Goal of the exercise:
Extract every line from the records below that contains the word "content".

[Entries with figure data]

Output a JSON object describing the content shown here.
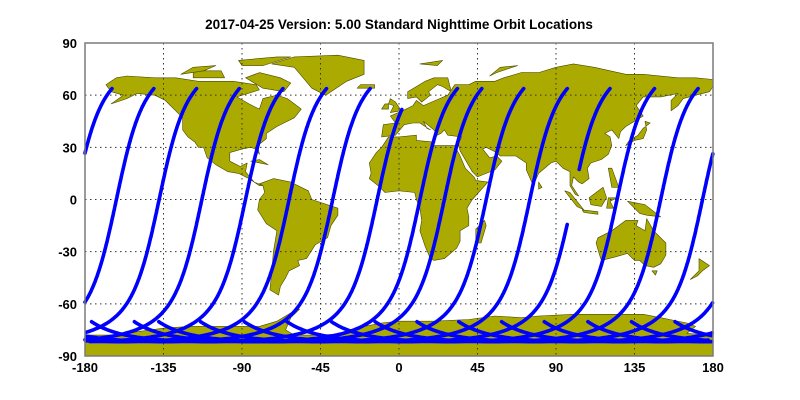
{
  "title": "2017-04-25    Version: 5.00  Standard    Nighttime Orbit Locations",
  "colors": {
    "land": "#aaaa00",
    "orbit": "#0000ff",
    "ocean": "#ffffff"
  },
  "chart_data": {
    "type": "map-ground-track",
    "projection": "equirectangular",
    "xlim": [
      -180,
      180
    ],
    "ylim": [
      -90,
      90
    ],
    "grid": true,
    "x_ticks": [
      -180,
      -135,
      -90,
      -45,
      0,
      45,
      90,
      135,
      180
    ],
    "y_ticks": [
      90,
      60,
      30,
      0,
      -30,
      -60,
      -90
    ],
    "x_tick_labels": [
      "-180",
      "-135",
      "-90",
      "-45",
      "0",
      "45",
      "90",
      "135",
      "180"
    ],
    "y_tick_labels": [
      "90",
      "60",
      "30",
      "0",
      "-30",
      "-60",
      "-90"
    ],
    "tracks": [
      {
        "equator_lon": -162,
        "lat_max": 64
      },
      {
        "equator_lon": -137.5,
        "lat_max": 64
      },
      {
        "equator_lon": -113,
        "lat_max": 64
      },
      {
        "equator_lon": -88,
        "lat_max": 64
      },
      {
        "equator_lon": -63,
        "lat_max": 64
      },
      {
        "equator_lon": -38,
        "lat_max": 64
      },
      {
        "equator_lon": -12.5,
        "lat_max": 52
      },
      {
        "equator_lon": 12,
        "lat_max": 64
      },
      {
        "equator_lon": 26,
        "lat_max": 64
      },
      {
        "equator_lon": 50,
        "lat_max": 64
      },
      {
        "equator_lon": 75,
        "lat_max": 64
      },
      {
        "equator_lon": 99.5,
        "lat_max": 64,
        "gap": [
          -14,
          17
        ]
      },
      {
        "equator_lon": 125,
        "lat_max": 64
      },
      {
        "equator_lon": 150,
        "lat_max": 64
      },
      {
        "equator_lon": 174,
        "lat_max": 64
      }
    ]
  }
}
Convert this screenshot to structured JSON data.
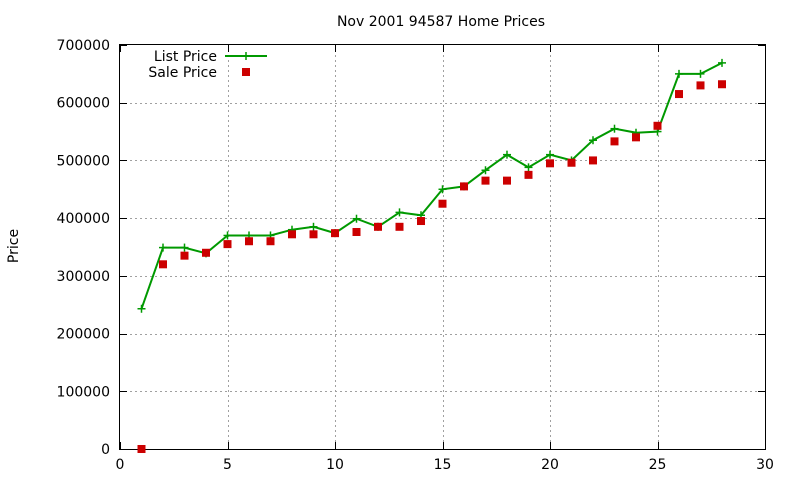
{
  "chart_data": {
    "type": "line",
    "title": "Nov 2001 94587 Home Prices",
    "xlabel": "",
    "ylabel": "Price",
    "xlim": [
      0,
      30
    ],
    "ylim": [
      0,
      700000
    ],
    "xticks": [
      0,
      5,
      10,
      15,
      20,
      25,
      30
    ],
    "yticks": [
      0,
      100000,
      200000,
      300000,
      400000,
      500000,
      600000,
      700000
    ],
    "grid": true,
    "legend_position": "top-left",
    "series": [
      {
        "name": "List Price",
        "style": "line-with-crosses",
        "color": "#009900",
        "x": [
          1,
          2,
          3,
          4,
          5,
          6,
          7,
          8,
          9,
          10,
          11,
          12,
          13,
          14,
          15,
          16,
          17,
          18,
          19,
          20,
          21,
          22,
          23,
          24,
          25,
          26,
          27,
          28
        ],
        "y": [
          243000,
          349000,
          349000,
          339000,
          370000,
          370000,
          370000,
          380000,
          385000,
          374000,
          399000,
          385000,
          410000,
          405000,
          450000,
          455000,
          483000,
          510000,
          488000,
          510000,
          500000,
          535000,
          555000,
          548000,
          550000,
          650000,
          650000,
          669000
        ]
      },
      {
        "name": "Sale Price",
        "style": "square-points",
        "color": "#cc0000",
        "x": [
          1,
          2,
          3,
          4,
          5,
          6,
          7,
          8,
          9,
          10,
          11,
          12,
          13,
          14,
          15,
          16,
          17,
          18,
          19,
          20,
          21,
          22,
          23,
          24,
          25,
          26,
          27,
          28
        ],
        "y": [
          0,
          320000,
          335000,
          340000,
          355000,
          360000,
          360000,
          372000,
          372000,
          374000,
          376000,
          385000,
          385000,
          395000,
          425000,
          455000,
          465000,
          465000,
          475000,
          495000,
          496000,
          500000,
          533000,
          540000,
          560000,
          615000,
          630000,
          632000
        ]
      }
    ]
  }
}
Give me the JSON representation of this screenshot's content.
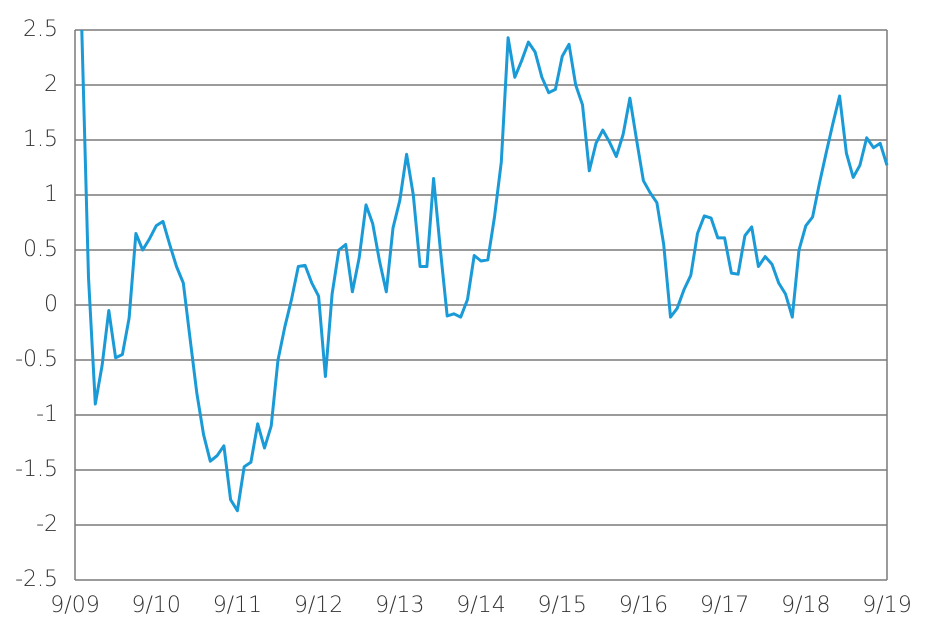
{
  "chart_data": {
    "type": "line",
    "categories": [
      "9/09",
      null,
      null,
      null,
      null,
      null,
      null,
      null,
      null,
      null,
      null,
      null,
      "9/10",
      null,
      null,
      null,
      null,
      null,
      null,
      null,
      null,
      null,
      null,
      null,
      "9/11",
      null,
      null,
      null,
      null,
      null,
      null,
      null,
      null,
      null,
      null,
      null,
      "9/12",
      null,
      null,
      null,
      null,
      null,
      null,
      null,
      null,
      null,
      null,
      null,
      "9/13",
      null,
      null,
      null,
      null,
      null,
      null,
      null,
      null,
      null,
      null,
      null,
      "9/14",
      null,
      null,
      null,
      null,
      null,
      null,
      null,
      null,
      null,
      null,
      null,
      "9/15",
      null,
      null,
      null,
      null,
      null,
      null,
      null,
      null,
      null,
      null,
      null,
      "9/16",
      null,
      null,
      null,
      null,
      null,
      null,
      null,
      null,
      null,
      null,
      null,
      "9/17",
      null,
      null,
      null,
      null,
      null,
      null,
      null,
      null,
      null,
      null,
      null,
      "9/18",
      null,
      null,
      null,
      null,
      null,
      null,
      null,
      null,
      null,
      null,
      null,
      "9/19"
    ],
    "series": [
      {
        "color": "#1a9ad6",
        "values": [
          null,
          2.5,
          0.25,
          -0.9,
          -0.55,
          -0.05,
          -0.48,
          -0.45,
          -0.12,
          0.65,
          0.5,
          0.6,
          0.72,
          0.76,
          0.55,
          0.35,
          0.2,
          -0.3,
          -0.8,
          -1.18,
          -1.42,
          -1.37,
          -1.28,
          -1.77,
          -1.87,
          -1.47,
          -1.43,
          -1.08,
          -1.3,
          -1.1,
          -0.5,
          -0.2,
          0.05,
          0.35,
          0.36,
          0.2,
          0.08,
          -0.65,
          0.1,
          0.5,
          0.55,
          0.12,
          0.43,
          0.91,
          0.74,
          0.4,
          0.12,
          0.7,
          0.95,
          1.37,
          1.0,
          0.35,
          0.35,
          1.15,
          0.5,
          -0.1,
          -0.08,
          -0.11,
          0.05,
          0.45,
          0.4,
          0.41,
          0.8,
          1.3,
          2.43,
          2.07,
          2.22,
          2.39,
          2.3,
          2.07,
          1.93,
          1.96,
          2.26,
          2.37,
          2.0,
          1.82,
          1.22,
          1.47,
          1.59,
          1.48,
          1.35,
          1.55,
          1.88,
          1.5,
          1.13,
          1.02,
          0.93,
          0.55,
          -0.11,
          -0.03,
          0.14,
          0.27,
          0.65,
          0.81,
          0.79,
          0.61,
          0.61,
          0.29,
          0.28,
          0.63,
          0.71,
          0.35,
          0.44,
          0.37,
          0.2,
          0.1,
          -0.11,
          0.5,
          0.72,
          0.8,
          1.1,
          1.38,
          1.65,
          1.9,
          1.38,
          1.16,
          1.27,
          1.52,
          1.43,
          1.47,
          1.27
        ]
      }
    ],
    "ylim": [
      -2.5,
      2.5
    ],
    "yticks": [
      2.5,
      2,
      1.5,
      1,
      0.5,
      0,
      -0.5,
      -1,
      -1.5,
      -2,
      -2.5
    ],
    "grid": true
  }
}
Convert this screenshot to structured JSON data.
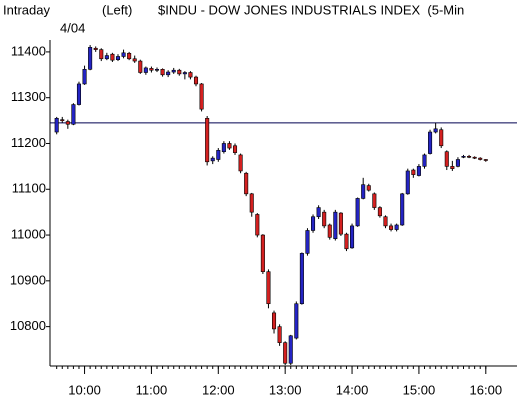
{
  "chart_data": {
    "type": "candlestick",
    "title": "$INDU - DOW JONES INDUSTRIALS INDEX  (5-Min",
    "label": "Intraday",
    "axis_side": "(Left)",
    "date": "4/04",
    "up_color": "#2424c4",
    "down_color": "#d42020",
    "reference_line": 11245,
    "xlim": [
      569,
      988
    ],
    "ylim": [
      10714,
      11426
    ],
    "xticks": [
      {
        "value": 600,
        "label": "10:00"
      },
      {
        "value": 660,
        "label": "11:00"
      },
      {
        "value": 720,
        "label": "12:00"
      },
      {
        "value": 780,
        "label": "13:00"
      },
      {
        "value": 840,
        "label": "14:00"
      },
      {
        "value": 900,
        "label": "15:00"
      },
      {
        "value": 960,
        "label": "16:00"
      }
    ],
    "yticks": [
      10800,
      10900,
      11000,
      11100,
      11200,
      11300,
      11400
    ],
    "x": [
      575,
      580,
      585,
      590,
      595,
      600,
      605,
      610,
      615,
      620,
      625,
      630,
      635,
      640,
      645,
      650,
      655,
      660,
      665,
      670,
      675,
      680,
      685,
      690,
      695,
      700,
      705,
      710,
      715,
      720,
      725,
      730,
      735,
      740,
      745,
      750,
      755,
      760,
      765,
      770,
      775,
      780,
      785,
      790,
      795,
      800,
      805,
      810,
      815,
      820,
      825,
      830,
      835,
      840,
      845,
      850,
      855,
      860,
      865,
      870,
      875,
      880,
      885,
      890,
      895,
      900,
      905,
      910,
      915,
      920,
      925,
      930,
      935,
      940,
      945,
      950,
      955,
      960
    ],
    "open": [
      11225,
      11252,
      11248,
      11242,
      11285,
      11330,
      11362,
      11408,
      11405,
      11385,
      11395,
      11383,
      11390,
      11397,
      11385,
      11380,
      11355,
      11364,
      11360,
      11362,
      11350,
      11356,
      11360,
      11352,
      11355,
      11345,
      11330,
      11255,
      11162,
      11165,
      11182,
      11200,
      11195,
      11175,
      11135,
      11090,
      11045,
      11000,
      10920,
      10830,
      10800,
      10765,
      10720,
      10775,
      10850,
      10960,
      11010,
      11040,
      11050,
      11022,
      10992,
      11048,
      11002,
      10972,
      11020,
      11080,
      11108,
      11090,
      11060,
      11040,
      11020,
      11012,
      11022,
      11090,
      11142,
      11130,
      11150,
      11178,
      11225,
      11230,
      11182,
      11150,
      11150,
      11170,
      11172,
      11170,
      11168,
      11165
    ],
    "high": [
      11258,
      11258,
      11252,
      11288,
      11335,
      11370,
      11415,
      11412,
      11408,
      11398,
      11398,
      11395,
      11405,
      11400,
      11392,
      11383,
      11368,
      11368,
      11366,
      11364,
      11360,
      11365,
      11363,
      11358,
      11358,
      11348,
      11332,
      11260,
      11172,
      11190,
      11205,
      11205,
      11200,
      11178,
      11138,
      11092,
      11048,
      11002,
      10925,
      10835,
      10805,
      10768,
      10782,
      10855,
      10962,
      11015,
      11045,
      11065,
      11055,
      11025,
      11055,
      11050,
      11005,
      11025,
      11082,
      11125,
      11112,
      11093,
      11063,
      11043,
      11025,
      11025,
      11092,
      11145,
      11145,
      11155,
      11178,
      11230,
      11245,
      11235,
      11185,
      11162,
      11170,
      11175,
      11175,
      11172,
      11170,
      11166
    ],
    "low": [
      11220,
      11245,
      11232,
      11240,
      11283,
      11328,
      11360,
      11400,
      11380,
      11382,
      11378,
      11380,
      11386,
      11382,
      11376,
      11352,
      11350,
      11355,
      11356,
      11346,
      11345,
      11352,
      11348,
      11340,
      11340,
      11325,
      11270,
      11152,
      11155,
      11160,
      11178,
      11186,
      11175,
      11135,
      11085,
      11040,
      10995,
      10915,
      10840,
      10785,
      10758,
      10716,
      10716,
      10772,
      10848,
      10955,
      11005,
      11035,
      11015,
      10990,
      10988,
      10998,
      10965,
      10970,
      11018,
      11078,
      11095,
      11055,
      11038,
      11015,
      11008,
      11008,
      11020,
      11088,
      11125,
      11128,
      11145,
      11176,
      11222,
      11190,
      11142,
      11140,
      11148,
      11168,
      11168,
      11166,
      11163,
      11160
    ],
    "close": [
      11255,
      11250,
      11242,
      11285,
      11330,
      11362,
      11410,
      11405,
      11385,
      11392,
      11382,
      11390,
      11398,
      11385,
      11380,
      11355,
      11365,
      11360,
      11362,
      11350,
      11356,
      11360,
      11352,
      11355,
      11345,
      11330,
      11275,
      11160,
      11168,
      11185,
      11200,
      11190,
      11180,
      11140,
      11090,
      11050,
      11000,
      10920,
      10850,
      10795,
      10765,
      10720,
      10780,
      10850,
      10960,
      11010,
      11040,
      11060,
      11020,
      10995,
      11050,
      11002,
      10970,
      11020,
      11080,
      11110,
      11098,
      11060,
      11042,
      11020,
      11012,
      11022,
      11090,
      11140,
      11132,
      11150,
      11175,
      11225,
      11232,
      11195,
      11150,
      11145,
      11165,
      11172,
      11170,
      11168,
      11165,
      11163
    ]
  }
}
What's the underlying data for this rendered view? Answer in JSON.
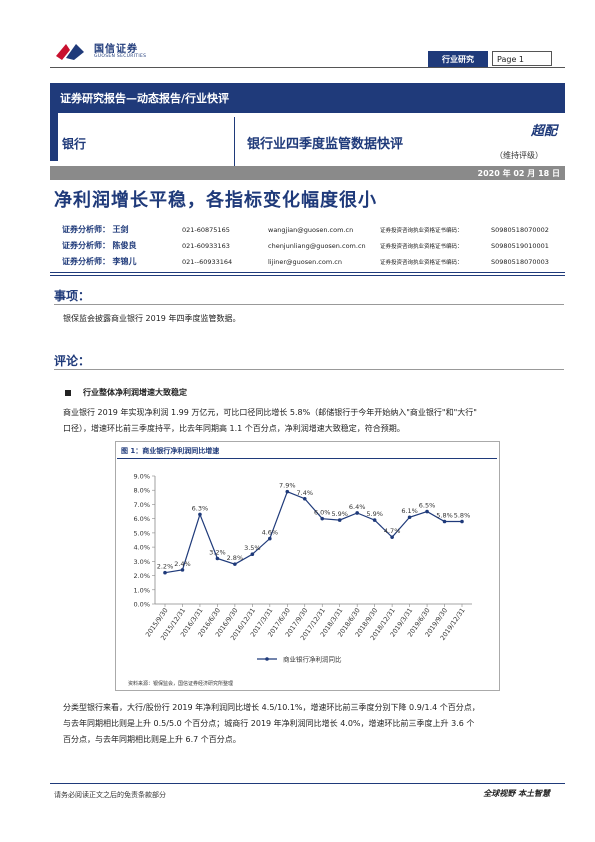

Finished task:
Output a JSON object describing the content shown here.
Give me the JSON representation of this screenshot's content.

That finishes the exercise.